• **CHALLENGE**:
Look for the word "icon" in the entries below, then copy every line that has it.

• **DATA EXTRACT**:
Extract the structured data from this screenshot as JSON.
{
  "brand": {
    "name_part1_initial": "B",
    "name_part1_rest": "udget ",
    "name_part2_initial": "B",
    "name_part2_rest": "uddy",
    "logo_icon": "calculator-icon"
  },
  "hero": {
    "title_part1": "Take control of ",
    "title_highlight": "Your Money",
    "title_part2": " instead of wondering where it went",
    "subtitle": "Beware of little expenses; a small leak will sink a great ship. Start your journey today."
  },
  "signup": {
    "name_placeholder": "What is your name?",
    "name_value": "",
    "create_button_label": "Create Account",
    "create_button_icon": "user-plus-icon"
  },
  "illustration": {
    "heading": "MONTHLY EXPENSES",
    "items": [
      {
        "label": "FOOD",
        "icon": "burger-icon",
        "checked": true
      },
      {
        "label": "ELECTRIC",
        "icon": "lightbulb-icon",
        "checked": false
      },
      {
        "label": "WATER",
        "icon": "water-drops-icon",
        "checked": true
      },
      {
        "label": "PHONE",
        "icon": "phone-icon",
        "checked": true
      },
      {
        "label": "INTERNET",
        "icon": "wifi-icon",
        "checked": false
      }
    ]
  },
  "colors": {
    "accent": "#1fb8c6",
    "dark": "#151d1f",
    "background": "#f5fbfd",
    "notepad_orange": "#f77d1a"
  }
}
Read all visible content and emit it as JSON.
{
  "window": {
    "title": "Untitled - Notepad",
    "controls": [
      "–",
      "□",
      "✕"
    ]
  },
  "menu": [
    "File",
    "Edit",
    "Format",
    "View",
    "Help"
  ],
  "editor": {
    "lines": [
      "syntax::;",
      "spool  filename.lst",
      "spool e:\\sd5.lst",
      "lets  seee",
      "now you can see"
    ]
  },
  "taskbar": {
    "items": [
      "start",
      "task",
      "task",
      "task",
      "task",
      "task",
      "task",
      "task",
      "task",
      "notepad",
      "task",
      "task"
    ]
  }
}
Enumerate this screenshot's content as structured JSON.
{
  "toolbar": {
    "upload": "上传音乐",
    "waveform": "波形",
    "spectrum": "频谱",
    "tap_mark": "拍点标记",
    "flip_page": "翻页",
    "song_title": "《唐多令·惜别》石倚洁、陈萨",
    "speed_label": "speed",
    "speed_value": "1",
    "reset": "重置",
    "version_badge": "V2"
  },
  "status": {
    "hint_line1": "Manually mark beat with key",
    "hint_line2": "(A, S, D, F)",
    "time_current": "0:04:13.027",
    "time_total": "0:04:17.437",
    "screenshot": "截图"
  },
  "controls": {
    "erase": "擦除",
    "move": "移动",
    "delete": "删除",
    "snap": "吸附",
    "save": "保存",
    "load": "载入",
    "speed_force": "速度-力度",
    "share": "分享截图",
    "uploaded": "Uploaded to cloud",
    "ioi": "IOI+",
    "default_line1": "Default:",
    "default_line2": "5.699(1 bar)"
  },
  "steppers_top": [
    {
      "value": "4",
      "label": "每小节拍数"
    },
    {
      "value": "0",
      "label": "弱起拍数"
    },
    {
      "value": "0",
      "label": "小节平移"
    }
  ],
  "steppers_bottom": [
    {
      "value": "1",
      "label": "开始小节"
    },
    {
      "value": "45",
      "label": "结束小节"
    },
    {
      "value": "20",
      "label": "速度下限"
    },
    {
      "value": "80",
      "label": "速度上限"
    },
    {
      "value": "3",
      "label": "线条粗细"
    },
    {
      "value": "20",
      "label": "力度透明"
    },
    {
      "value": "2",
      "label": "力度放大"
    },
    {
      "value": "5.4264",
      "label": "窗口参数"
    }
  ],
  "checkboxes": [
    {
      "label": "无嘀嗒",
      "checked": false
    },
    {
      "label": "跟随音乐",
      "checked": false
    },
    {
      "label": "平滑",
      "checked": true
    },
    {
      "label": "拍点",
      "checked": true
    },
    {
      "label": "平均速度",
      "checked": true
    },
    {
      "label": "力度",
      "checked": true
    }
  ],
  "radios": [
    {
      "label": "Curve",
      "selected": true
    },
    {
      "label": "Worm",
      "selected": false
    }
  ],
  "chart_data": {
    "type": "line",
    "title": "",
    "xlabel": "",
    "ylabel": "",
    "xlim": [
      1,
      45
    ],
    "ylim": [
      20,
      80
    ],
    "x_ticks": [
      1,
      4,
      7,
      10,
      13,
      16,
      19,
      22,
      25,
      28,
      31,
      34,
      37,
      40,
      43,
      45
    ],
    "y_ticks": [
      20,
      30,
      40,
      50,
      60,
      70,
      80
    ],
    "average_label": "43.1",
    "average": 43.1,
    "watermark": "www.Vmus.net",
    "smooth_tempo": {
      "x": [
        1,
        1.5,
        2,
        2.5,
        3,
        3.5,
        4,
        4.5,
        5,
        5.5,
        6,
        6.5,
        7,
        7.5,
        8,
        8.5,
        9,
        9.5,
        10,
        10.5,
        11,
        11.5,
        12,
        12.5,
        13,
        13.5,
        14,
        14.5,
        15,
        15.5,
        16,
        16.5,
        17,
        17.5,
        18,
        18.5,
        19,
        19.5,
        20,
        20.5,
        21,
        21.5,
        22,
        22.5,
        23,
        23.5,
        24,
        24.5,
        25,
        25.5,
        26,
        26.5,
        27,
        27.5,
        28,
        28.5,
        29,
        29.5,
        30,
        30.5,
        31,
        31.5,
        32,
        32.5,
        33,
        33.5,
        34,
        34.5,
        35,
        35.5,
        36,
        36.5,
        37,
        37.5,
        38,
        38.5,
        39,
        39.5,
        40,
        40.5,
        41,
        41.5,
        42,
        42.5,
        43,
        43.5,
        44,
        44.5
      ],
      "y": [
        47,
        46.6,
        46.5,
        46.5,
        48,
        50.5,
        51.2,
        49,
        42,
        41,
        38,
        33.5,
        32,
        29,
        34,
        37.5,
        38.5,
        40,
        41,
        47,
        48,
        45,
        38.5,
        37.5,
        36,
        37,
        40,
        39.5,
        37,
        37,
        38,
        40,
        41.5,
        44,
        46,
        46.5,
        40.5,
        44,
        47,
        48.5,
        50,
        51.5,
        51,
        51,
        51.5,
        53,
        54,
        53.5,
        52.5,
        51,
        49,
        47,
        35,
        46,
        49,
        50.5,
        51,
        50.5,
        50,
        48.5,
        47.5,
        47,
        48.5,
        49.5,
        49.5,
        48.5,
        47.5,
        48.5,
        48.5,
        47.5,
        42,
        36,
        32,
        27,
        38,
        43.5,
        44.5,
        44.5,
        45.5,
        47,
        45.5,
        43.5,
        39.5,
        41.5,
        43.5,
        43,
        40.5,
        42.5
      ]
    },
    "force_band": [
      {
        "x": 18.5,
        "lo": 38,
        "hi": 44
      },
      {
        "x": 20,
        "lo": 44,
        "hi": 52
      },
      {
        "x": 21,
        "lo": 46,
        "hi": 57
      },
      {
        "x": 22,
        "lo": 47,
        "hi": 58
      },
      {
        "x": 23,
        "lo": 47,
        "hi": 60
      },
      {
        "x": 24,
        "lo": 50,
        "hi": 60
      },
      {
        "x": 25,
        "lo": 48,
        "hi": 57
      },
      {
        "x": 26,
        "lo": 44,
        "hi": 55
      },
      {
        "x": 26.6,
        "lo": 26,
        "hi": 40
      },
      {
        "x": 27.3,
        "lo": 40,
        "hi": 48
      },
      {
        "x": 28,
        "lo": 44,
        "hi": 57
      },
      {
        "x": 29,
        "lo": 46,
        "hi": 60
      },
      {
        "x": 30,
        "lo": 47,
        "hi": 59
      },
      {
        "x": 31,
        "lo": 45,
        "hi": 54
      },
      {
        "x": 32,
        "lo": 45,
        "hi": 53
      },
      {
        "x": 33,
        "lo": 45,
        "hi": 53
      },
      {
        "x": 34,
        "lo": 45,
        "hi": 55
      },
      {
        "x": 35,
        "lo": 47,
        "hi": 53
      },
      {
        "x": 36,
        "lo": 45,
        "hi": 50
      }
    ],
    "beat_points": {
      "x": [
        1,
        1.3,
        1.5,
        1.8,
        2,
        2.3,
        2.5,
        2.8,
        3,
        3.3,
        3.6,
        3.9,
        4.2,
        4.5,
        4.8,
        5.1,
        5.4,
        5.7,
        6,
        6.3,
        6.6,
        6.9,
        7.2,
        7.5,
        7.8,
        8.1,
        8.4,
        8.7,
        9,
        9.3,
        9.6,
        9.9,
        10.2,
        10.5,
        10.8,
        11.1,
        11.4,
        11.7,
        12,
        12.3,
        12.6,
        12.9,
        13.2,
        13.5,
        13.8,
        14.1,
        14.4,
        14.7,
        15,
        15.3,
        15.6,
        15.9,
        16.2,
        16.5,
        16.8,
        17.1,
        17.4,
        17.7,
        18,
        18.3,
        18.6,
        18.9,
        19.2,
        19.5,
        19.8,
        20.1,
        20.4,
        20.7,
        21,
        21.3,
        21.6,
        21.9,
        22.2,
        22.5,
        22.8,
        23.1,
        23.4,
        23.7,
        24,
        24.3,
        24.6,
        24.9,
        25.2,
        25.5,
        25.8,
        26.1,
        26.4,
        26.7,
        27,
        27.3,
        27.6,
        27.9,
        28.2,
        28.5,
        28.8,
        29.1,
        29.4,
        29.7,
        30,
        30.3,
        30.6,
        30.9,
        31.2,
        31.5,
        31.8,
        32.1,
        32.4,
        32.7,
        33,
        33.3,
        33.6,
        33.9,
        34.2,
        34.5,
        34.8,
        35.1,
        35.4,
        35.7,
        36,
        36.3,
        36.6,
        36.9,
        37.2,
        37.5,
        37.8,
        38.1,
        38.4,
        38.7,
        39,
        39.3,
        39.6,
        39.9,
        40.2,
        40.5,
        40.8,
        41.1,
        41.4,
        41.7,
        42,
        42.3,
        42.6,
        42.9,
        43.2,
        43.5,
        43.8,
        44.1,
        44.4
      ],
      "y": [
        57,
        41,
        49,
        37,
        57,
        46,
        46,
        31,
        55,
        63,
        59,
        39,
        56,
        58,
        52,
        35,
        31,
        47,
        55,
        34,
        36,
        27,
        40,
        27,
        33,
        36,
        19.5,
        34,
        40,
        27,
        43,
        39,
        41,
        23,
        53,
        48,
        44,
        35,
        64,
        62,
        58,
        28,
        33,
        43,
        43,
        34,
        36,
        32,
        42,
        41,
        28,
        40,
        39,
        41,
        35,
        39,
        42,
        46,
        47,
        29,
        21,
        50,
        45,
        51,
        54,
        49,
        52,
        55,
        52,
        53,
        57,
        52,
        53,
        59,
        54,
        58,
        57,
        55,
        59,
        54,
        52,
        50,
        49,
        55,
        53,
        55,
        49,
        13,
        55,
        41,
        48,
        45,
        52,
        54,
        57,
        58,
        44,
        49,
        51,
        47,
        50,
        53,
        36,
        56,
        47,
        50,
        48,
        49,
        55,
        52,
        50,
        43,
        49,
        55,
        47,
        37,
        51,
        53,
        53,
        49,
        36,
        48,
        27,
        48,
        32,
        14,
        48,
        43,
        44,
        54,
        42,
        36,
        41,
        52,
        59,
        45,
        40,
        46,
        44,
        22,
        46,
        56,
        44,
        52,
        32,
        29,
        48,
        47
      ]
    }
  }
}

• **RESULT OF THIS EXERCISE**:
    "logo_icon": "calculator-icon"
    "create_button_icon": "user-plus-icon"
        "icon": "burger-icon",
        "icon": "lightbulb-icon",
        "icon": "water-drops-icon",
        "icon": "phone-icon",
        "icon": "wifi-icon",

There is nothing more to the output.